Word for word, give the material below again, minus any images.

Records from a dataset
--- Start ---
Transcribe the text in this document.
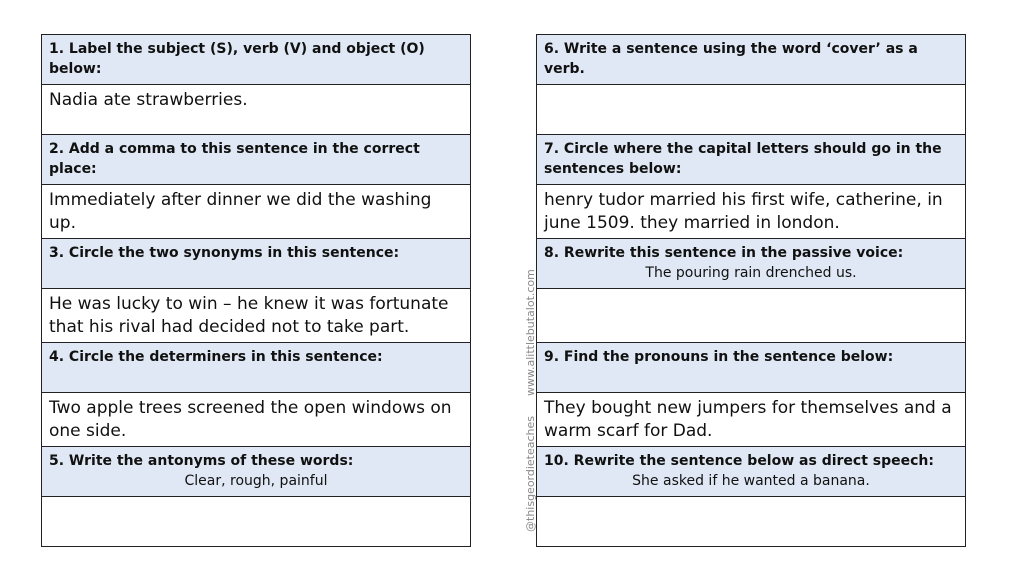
1. Label the subject (S), verb (V) and object (O) below:
Nadia ate strawberries.
2. Add a comma to this sentence in the correct place:
Immediately after dinner we did the washing up.
3. Circle the two synonyms in this sentence:
He was lucky to win – he knew it was fortunate that his rival had decided not to take part.
4. Circle the determiners in this sentence:
Two apple trees screened the open windows on one side.
5. Write the antonyms of these words:
Clear, rough, painful
6. Write a sentence using the word ‘cover’ as a verb.
7. Circle where the capital letters should go in the sentences below:
henry tudor married his first wife, catherine, in june 1509. they married in london.
8. Rewrite this sentence in the passive voice:
The pouring rain drenched us.
9. Find the pronouns in the sentence below:
They bought new jumpers for themselves and a warm scarf for Dad.
10. Rewrite the sentence below as direct speech:
She asked if he wanted a banana.
www.alittlebutalot.com
@thisgeordieteaches
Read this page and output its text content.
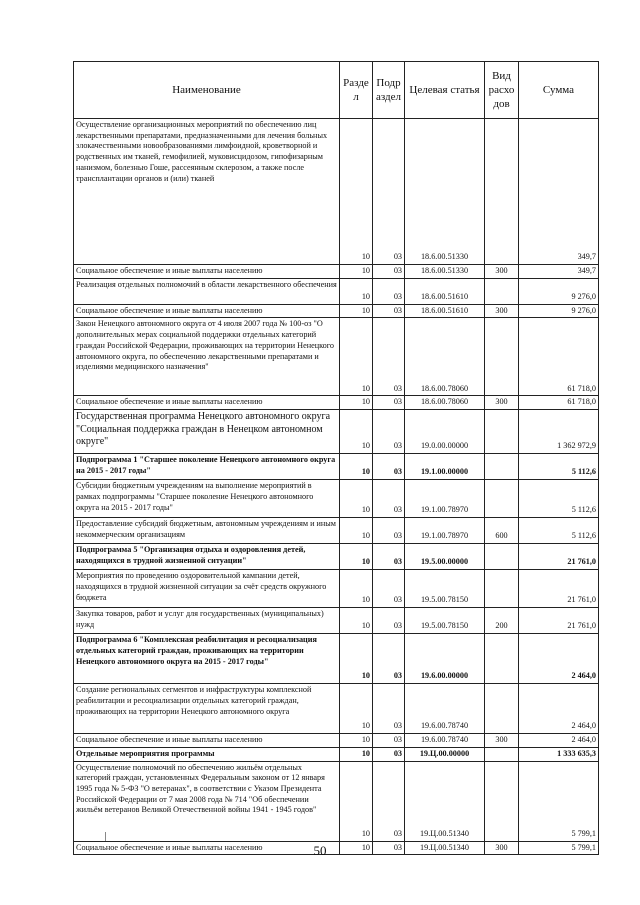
Наименование	Разде л	Подр аздел	Целевая статья	Вид расхо дов	Сумма
Осуществление организационных мероприятий по обеспечению лиц лекарственными препаратами, предназначенными для лечения больных злокачественными новообразованиями лимфоидной, кроветворной и родственных им тканей, гемофилией, муковисцидозом, гипофизарным нанизмом, болезнью Гоше, рассеянным склерозом, а также после трансплантации органов и (или) тканей	10	03	18.6.00.51330		349,7
Социальное обеспечение и иные выплаты населению	10	03	18.6.00.51330	300	349,7
Реализация отдельных полномочий в области лекарственного обеспечения	10	03	18.6.00.51610		9 276,0
Социальное обеспечение и иные выплаты населению	10	03	18.6.00.51610	300	9 276,0
Закон Ненецкого автономного округа от 4 июля 2007 года № 100-оз "О дополнительных мерах социальной поддержки отдельных категорий граждан Российской Федерации, проживающих на территории Ненецкого автономного округа, по обеспечению лекарственными препаратами и изделиями медицинского назначения"	10	03	18.6.00.78060		61 718,0
Социальное обеспечение и иные выплаты населению	10	03	18.6.00.78060	300	61 718,0
Государственная программа Ненецкого автономного округа "Социальная поддержка граждан в Ненецком автономном округе"	10	03	19.0.00.00000		1 362 972,9
Подпрограмма 1 "Старшее поколение Ненецкого автономного округа на 2015 - 2017 годы"	10	03	19.1.00.00000		5 112,6
Субсидии бюджетным учреждениям на выполнение мероприятий в рамках подпрограммы "Старшее поколение Ненецкого автономного округа на 2015 - 2017 годы"	10	03	19.1.00.78970		5 112,6
Предоставление субсидий бюджетным, автономным учреждениям и иным некоммерческим организациям	10	03	19.1.00.78970	600	5 112,6
Подпрограмма 5 "Организация отдыха и оздоровления детей, находящихся в трудной жизненной ситуации"	10	03	19.5.00.00000		21 761,0
Мероприятия по проведению оздоровительной кампании детей, находящихся в трудной жизненной ситуации за счёт средств окружного бюджета	10	03	19.5.00.78150		21 761,0
Закупка товаров, работ и услуг для государственных (муниципальных) нужд	10	03	19.5.00.78150	200	21 761,0
Подпрограмма 6 "Комплексная реабилитация и ресоциализация отдельных категорий граждан, проживающих на территории Ненецкого автономного округа на 2015 - 2017 годы"	10	03	19.6.00.00000		2 464,0
Создание региональных сегментов и инфраструктуры комплексной реабилитации и ресоциализации отдельных категорий граждан, проживающих на территории Ненецкого автономного округа	10	03	19.6.00.78740		2 464,0
Социальное обеспечение и иные выплаты населению	10	03	19.6.00.78740	300	2 464,0
Отдельные мероприятия программы	10	03	19.Ц.00.00000		1 333 635,3
Осуществление полномочий по обеспечению жильём отдельных категорий граждан, установленных Федеральным законом от 12 января 1995 года № 5-ФЗ "О ветеранах", в соответствии с Указом Президента Российской Федерации от 7 мая 2008 года № 714 "Об обеспечении жильём ветеранов Великой Отечественной войны 1941 - 1945 годов"	10	03	19.Ц.00.51340		5 799,1
Социальное обеспечение и иные выплаты населению	10	03	19.Ц.00.51340	300	5 799,1
50
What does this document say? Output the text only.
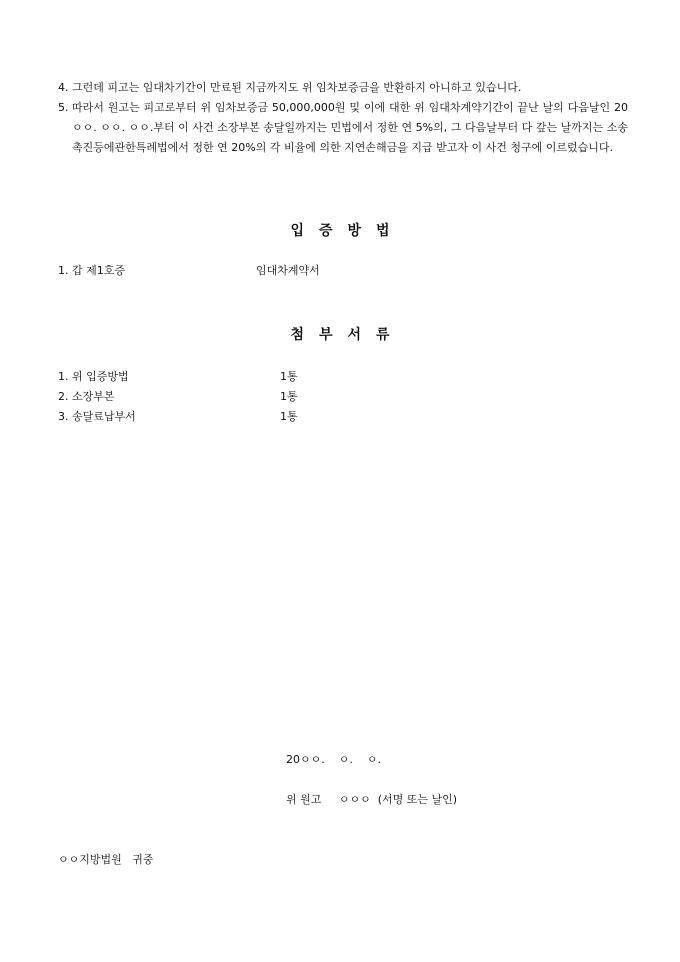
4. 그런데 피고는 임대차기간이 만료된 지금까지도 위 임차보증금을 반환하지 아니하고 있습니다.
5. 따라서 원고는 피고로부터 위 임차보증금 50,000,000원 및 이에 대한 위 임대차계약기간이 끝난 날의 다음날인 20ㅇㅇ. ㅇㅇ. ㅇㅇ.부터 이 사건 소장부본 송달일까지는 민법에서 정한 연 5%의, 그 다음날부터 다 갚는 날까지는 소송촉진등에관한특례법에서 정한 연 20%의 각 비율에 의한 지연손해금을 지급 받고자 이 사건 청구에 이르렀습니다.
입증방법
1. 갑 제1호증	임대차계약서
첨부서류
1. 위 입증방법	1통
2. 소장부본	1통
3. 송달료납부서	1통
20ㅇㅇ.    ㅇ.    ㅇ.
위 원고     ㅇㅇㅇ  (서명 또는 날인)
ㅇㅇ지방법원   귀중
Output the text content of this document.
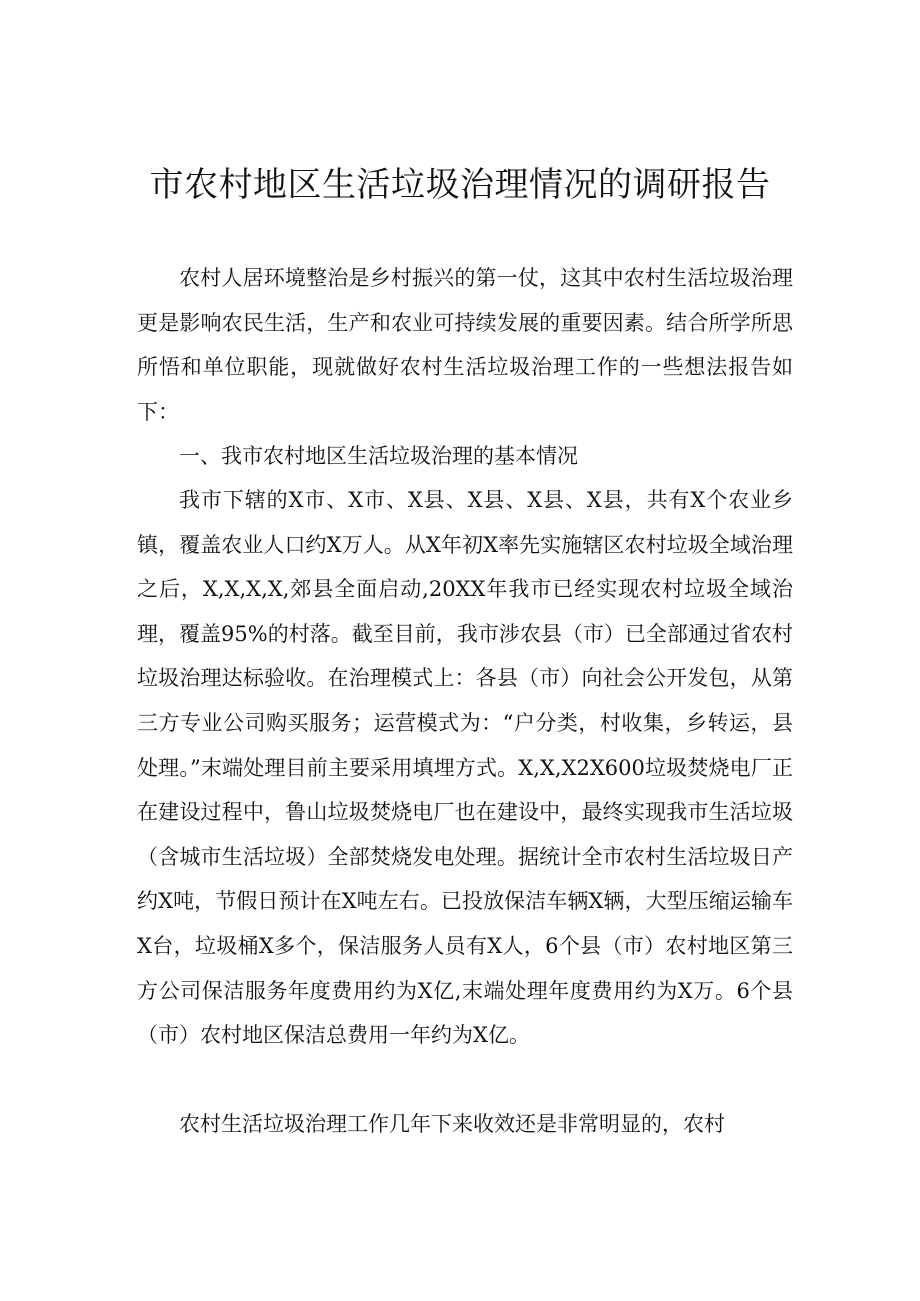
市农村地区生活垃圾治理情况的调研报告

农村人居环境整治是乡村振兴的第一仗，这其中农村生活垃圾治理更是影响农民生活，生产和农业可持续发展的重要因素。结合所学所思所悟和单位职能，现就做好农村生活垃圾治理工作的一些想法报告如下：

一、我市农村地区生活垃圾治理的基本情况

我市下辖的X市、X市、X县、X县、X县、X县，共有X个农业乡镇，覆盖农业人口约X万人。从X年初X率先实施辖区农村垃圾全域治理之后，X,X,X,X,郊县全面启动,20XX年我市已经实现农村垃圾全域治理，覆盖95%的村落。截至目前，我市涉农县（市）已全部通过省农村垃圾治理达标验收。在治理模式上：各县（市）向社会公开发包，从第三方专业公司购买服务；运营模式为：“户分类，村收集，乡转运，县处理。”末端处理目前主要采用填埋方式。X,X,X2X600垃圾焚烧电厂正在建设过程中，鲁山垃圾焚烧电厂也在建设中，最终实现我市生活垃圾（含城市生活垃圾）全部焚烧发电处理。据统计全市农村生活垃圾日产约X吨，节假日预计在X吨左右。已投放保洁车辆X辆，大型压缩运输车X台，垃圾桶X多个，保洁服务人员有X人，6个县（市）农村地区第三方公司保洁服务年度费用约为X亿,末端处理年度费用约为X万。6个县（市）农村地区保洁总费用一年约为X亿。

农村生活垃圾治理工作几年下来收效还是非常明显的，农村
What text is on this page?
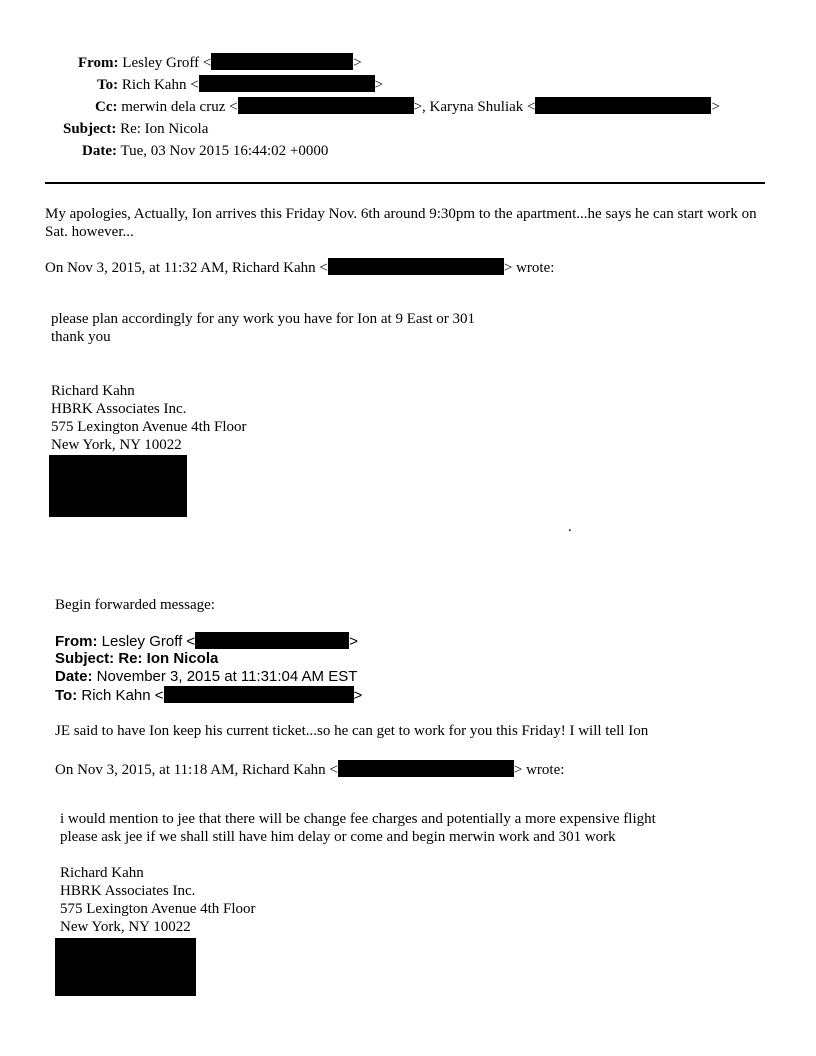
From: Lesley Groff <	>
To: Rich Kahn <	>
Cc: merwin dela cruz <	>, Karyna Shuliak <	>
Subject: Re: Ion Nicola
Date: Tue, 03 Nov 2015 16:44:02 +0000
My apologies, Actually, Ion arrives this Friday Nov. 6th around 9:30pm to the apartment...he says he can start work on Sat. however...
On Nov 3, 2015, at 11:32 AM, Richard Kahn <	> wrote:
please plan accordingly for any work you have for Ion at 9 East or 301
thank you
Richard Kahn
HBRK Associates Inc.
575 Lexington Avenue 4th Floor
New York, NY 10022
.
Begin forwarded message:
From: Lesley Groff <	>
Subject: Re: Ion Nicola
Date: November 3, 2015 at 11:31:04 AM EST
To: Rich Kahn <	>
JE said to have Ion keep his current ticket...so he can get to work for you this Friday! I will tell Ion
On Nov 3, 2015, at 11:18 AM, Richard Kahn <	> wrote:
i would mention to jee that there will be change fee charges and potentially a more expensive flight
please ask jee if we shall still have him delay or come and begin merwin work and 301 work
Richard Kahn
HBRK Associates Inc.
575 Lexington Avenue 4th Floor
New York, NY 10022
--- End ---
TASK RESULT:
Transcribe the text in this document.
1. Label the subject (S), verb (V) and object (O) below:
Nadia ate strawberries.
2. Add a comma to this sentence in the correct place:
Immediately after dinner we did the washing up.
3. Circle the two synonyms in this sentence:
He was lucky to win – he knew it was fortunate that his rival had decided not to take part.
4. Circle the determiners in this sentence:
Two apple trees screened the open windows on one side.
5. Write the antonyms of these words:
Clear, rough, painful
6. Write a sentence using the word ‘cover’ as a verb.
7. Circle where the capital letters should go in the sentences below:
henry tudor married his first wife, catherine, in june 1509. they married in london.
8. Rewrite this sentence in the passive voice:
The pouring rain drenched us.
9. Find the pronouns in the sentence below:
They bought new jumpers for themselves and a warm scarf for Dad.
10. Rewrite the sentence below as direct speech:
She asked if he wanted a banana.
www.alittlebutalot.com
@thisgeordieteaches
Read this page and output its text content.
Наименование	Разде л	Подр аздел	Целевая статья	Вид расхо дов	Сумма
Осуществление организационных мероприятий по обеспечению лиц лекарственными препаратами, предназначенными для лечения больных злокачественными новообразованиями лимфоидной, кроветворной и родственных им тканей, гемофилией, муковисцидозом, гипофизарным нанизмом, болезнью Гоше, рассеянным склерозом, а также после трансплантации органов и (или) тканей	10	03	18.6.00.51330		349,7
Социальное обеспечение и иные выплаты населению	10	03	18.6.00.51330	300	349,7
Реализация отдельных полномочий в области лекарственного обеспечения	10	03	18.6.00.51610		9 276,0
Социальное обеспечение и иные выплаты населению	10	03	18.6.00.51610	300	9 276,0
Закон Ненецкого автономного округа от 4 июля 2007 года № 100-оз "О дополнительных мерах социальной поддержки отдельных категорий граждан Российской Федерации, проживающих на территории Ненецкого автономного округа, по обеспечению лекарственными препаратами и изделиями медицинского назначения"	10	03	18.6.00.78060		61 718,0
Социальное обеспечение и иные выплаты населению	10	03	18.6.00.78060	300	61 718,0
Государственная программа Ненецкого автономного округа "Социальная поддержка граждан в Ненецком автономном округе"	10	03	19.0.00.00000		1 362 972,9
Подпрограмма 1 "Старшее поколение Ненецкого автономного округа на 2015 - 2017 годы"	10	03	19.1.00.00000		5 112,6
Субсидии бюджетным учреждениям на выполнение мероприятий в рамках подпрограммы "Старшее поколение Ненецкого автономного округа на 2015 - 2017 годы"	10	03	19.1.00.78970		5 112,6
Предоставление субсидий бюджетным, автономным учреждениям и иным некоммерческим организациям	10	03	19.1.00.78970	600	5 112,6
Подпрограмма 5 "Организация отдыха и оздоровления детей, находящихся в трудной жизненной ситуации"	10	03	19.5.00.00000		21 761,0
Мероприятия по проведению оздоровительной кампании детей, находящихся в трудной жизненной ситуации за счёт средств окружного бюджета	10	03	19.5.00.78150		21 761,0
Закупка товаров, работ и услуг для государственных (муниципальных) нужд	10	03	19.5.00.78150	200	21 761,0
Подпрограмма 6 "Комплексная реабилитация и ресоциализация отдельных категорий граждан, проживающих на территории Ненецкого автономного округа на 2015 - 2017 годы"	10	03	19.6.00.00000		2 464,0
Создание региональных сегментов и инфраструктуры комплексной реабилитации и ресоциализации отдельных категорий граждан, проживающих на территории Ненецкого автономного округа	10	03	19.6.00.78740		2 464,0
Социальное обеспечение и иные выплаты населению	10	03	19.6.00.78740	300	2 464,0
Отдельные мероприятия программы	10	03	19.Ц.00.00000		1 333 635,3
Осуществление полномочий по обеспечению жильём отдельных категорий граждан, установленных Федеральным законом от 12 января 1995 года № 5-ФЗ "О ветеранах", в соответствии с Указом Президента Российской Федерации от 7 мая 2008 года № 714 "Об обеспечении жильём ветеранов Великой Отечественной войны 1941 - 1945 годов"	10	03	19.Ц.00.51340		5 799,1
Социальное обеспечение и иные выплаты населению	10	03	19.Ц.00.51340	300	5 799,1
50
What does this document say? Output the text only.
4. 그런데 피고는 임대차기간이 만료된 지금까지도 위 임차보증금을 반환하지 아니하고 있습니다.
5. 따라서 원고는 피고로부터 위 임차보증금 50,000,000원 및 이에 대한 위 임대차계약기간이 끝난 날의 다음날인 20ㅇㅇ. ㅇㅇ. ㅇㅇ.부터 이 사건 소장부본 송달일까지는 민법에서 정한 연 5%의, 그 다음날부터 다 갚는 날까지는 소송촉진등에관한특례법에서 정한 연 20%의 각 비율에 의한 지연손해금을 지급 받고자 이 사건 청구에 이르렀습니다.
입증방법
1. 갑 제1호증	임대차계약서
첨부서류
1. 위 입증방법	1통
2. 소장부본	1통
3. 송달료납부서	1통
20ㅇㅇ.    ㅇ.    ㅇ.
위 원고     ㅇㅇㅇ  (서명 또는 날인)
ㅇㅇ지방법원   귀중
Output the text content of this document.
市农村地区生活垃圾治理情况的调研报告

农村人居环境整治是乡村振兴的第一仗，这其中农村生活垃圾治理更是影响农民生活，生产和农业可持续发展的重要因素。结合所学所思所悟和单位职能，现就做好农村生活垃圾治理工作的一些想法报告如下：

一、我市农村地区生活垃圾治理的基本情况

我市下辖的X市、X市、X县、X县、X县、X县，共有X个农业乡镇，覆盖农业人口约X万人。从X年初X率先实施辖区农村垃圾全域治理之后，X,X,X,X,郊县全面启动,20XX年我市已经实现农村垃圾全域治理，覆盖95%的村落。截至目前，我市涉农县（市）已全部通过省农村垃圾治理达标验收。在治理模式上：各县（市）向社会公开发包，从第三方专业公司购买服务；运营模式为：“户分类，村收集，乡转运，县处理。”末端处理目前主要采用填埋方式。X,X,X2X600垃圾焚烧电厂正在建设过程中，鲁山垃圾焚烧电厂也在建设中，最终实现我市生活垃圾（含城市生活垃圾）全部焚烧发电处理。据统计全市农村生活垃圾日产约X吨，节假日预计在X吨左右。已投放保洁车辆X辆，大型压缩运输车X台，垃圾桶X多个，保洁服务人员有X人，6个县（市）农村地区第三方公司保洁服务年度费用约为X亿,末端处理年度费用约为X万。6个县（市）农村地区保洁总费用一年约为X亿。

农村生活垃圾治理工作几年下来收效还是非常明显的，农村
What text is on this page?
From: Lesley Groff <	>
To: Rich Kahn <	>
Cc: merwin dela cruz <	>, Karyna Shuliak <	>
Subject: Re: Ion Nicola
Date: Tue, 03 Nov 2015 16:44:02 +0000
My apologies, Actually, Ion arrives this Friday Nov. 6th around 9:30pm to the apartment...he says he can start work on Sat. however...
On Nov 3, 2015, at 11:32 AM, Richard Kahn <	> wrote:
please plan accordingly for any work you have for Ion at 9 East or 301
thank you
Richard Kahn
HBRK Associates Inc.
575 Lexington Avenue 4th Floor
New York, NY 10022
.
Begin forwarded message:
From: Lesley Groff <	>
Subject: Re: Ion Nicola
Date: November 3, 2015 at 11:31:04 AM EST
To: Rich Kahn <	>
JE said to have Ion keep his current ticket...so he can get to work for you this Friday! I will tell Ion
On Nov 3, 2015, at 11:18 AM, Richard Kahn <	> wrote:
i would mention to jee that there will be change fee charges and potentially a more expensive flight
please ask jee if we shall still have him delay or come and begin merwin work and 301 work
Richard Kahn
HBRK Associates Inc.
575 Lexington Avenue 4th Floor
New York, NY 10022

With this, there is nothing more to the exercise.